**DIRECTIVE:**
Find and copy every line in the records that includes the string "JSON".

——

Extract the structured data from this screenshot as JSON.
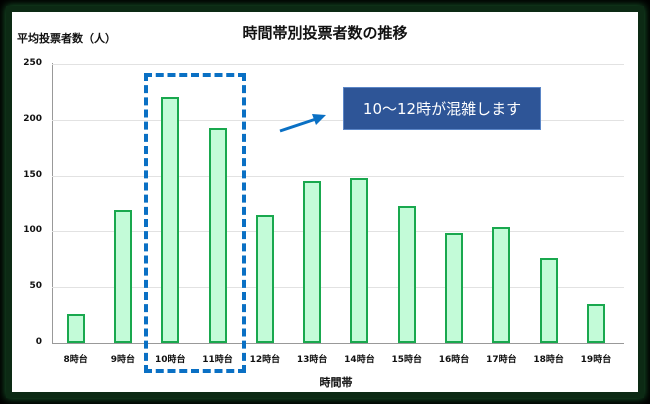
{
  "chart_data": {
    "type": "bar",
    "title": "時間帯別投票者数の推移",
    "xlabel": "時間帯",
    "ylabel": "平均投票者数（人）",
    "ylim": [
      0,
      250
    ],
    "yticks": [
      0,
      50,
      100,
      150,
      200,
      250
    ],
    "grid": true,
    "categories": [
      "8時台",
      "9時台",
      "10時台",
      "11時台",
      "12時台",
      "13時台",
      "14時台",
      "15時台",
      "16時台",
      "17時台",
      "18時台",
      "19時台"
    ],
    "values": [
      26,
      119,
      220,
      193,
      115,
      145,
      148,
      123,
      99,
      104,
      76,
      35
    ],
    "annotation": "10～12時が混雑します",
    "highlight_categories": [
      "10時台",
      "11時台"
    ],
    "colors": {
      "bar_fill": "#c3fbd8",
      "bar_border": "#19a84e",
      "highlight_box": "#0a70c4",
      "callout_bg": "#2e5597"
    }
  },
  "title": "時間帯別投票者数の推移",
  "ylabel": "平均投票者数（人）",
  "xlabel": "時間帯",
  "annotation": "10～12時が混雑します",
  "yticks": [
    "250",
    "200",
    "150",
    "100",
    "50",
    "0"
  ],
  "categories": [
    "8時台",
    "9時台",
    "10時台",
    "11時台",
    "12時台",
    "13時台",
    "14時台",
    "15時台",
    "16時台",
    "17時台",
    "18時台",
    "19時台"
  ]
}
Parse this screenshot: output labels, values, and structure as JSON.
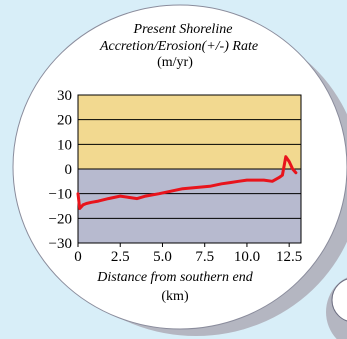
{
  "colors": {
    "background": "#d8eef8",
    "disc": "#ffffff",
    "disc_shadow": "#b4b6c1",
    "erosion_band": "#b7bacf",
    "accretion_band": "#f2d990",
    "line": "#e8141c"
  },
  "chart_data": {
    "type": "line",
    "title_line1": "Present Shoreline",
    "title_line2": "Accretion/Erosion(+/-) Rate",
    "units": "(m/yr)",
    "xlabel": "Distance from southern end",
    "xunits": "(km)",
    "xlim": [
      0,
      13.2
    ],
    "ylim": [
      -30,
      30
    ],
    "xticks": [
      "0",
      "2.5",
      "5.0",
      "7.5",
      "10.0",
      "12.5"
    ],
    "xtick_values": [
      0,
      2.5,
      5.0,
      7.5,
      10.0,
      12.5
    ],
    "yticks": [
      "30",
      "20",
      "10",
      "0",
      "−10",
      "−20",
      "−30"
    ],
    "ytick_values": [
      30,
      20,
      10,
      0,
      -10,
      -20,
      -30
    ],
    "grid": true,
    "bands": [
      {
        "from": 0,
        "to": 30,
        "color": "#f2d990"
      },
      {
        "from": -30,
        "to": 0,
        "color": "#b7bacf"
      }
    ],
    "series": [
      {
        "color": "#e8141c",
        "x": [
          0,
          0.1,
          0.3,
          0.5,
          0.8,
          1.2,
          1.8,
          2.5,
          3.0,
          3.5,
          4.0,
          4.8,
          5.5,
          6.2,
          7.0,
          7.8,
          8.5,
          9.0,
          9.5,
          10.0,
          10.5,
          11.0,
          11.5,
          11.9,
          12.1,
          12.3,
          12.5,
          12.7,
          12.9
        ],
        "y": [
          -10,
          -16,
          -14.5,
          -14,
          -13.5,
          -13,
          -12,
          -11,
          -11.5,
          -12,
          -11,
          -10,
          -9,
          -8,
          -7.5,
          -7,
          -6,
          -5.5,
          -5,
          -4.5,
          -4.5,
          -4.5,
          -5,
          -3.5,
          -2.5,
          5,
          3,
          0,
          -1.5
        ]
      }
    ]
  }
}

——

**RIGHT ANSWER:**
Extract the structured data from this screenshot as JSON.
Parse this screenshot: output labels, values, and structure as JSON.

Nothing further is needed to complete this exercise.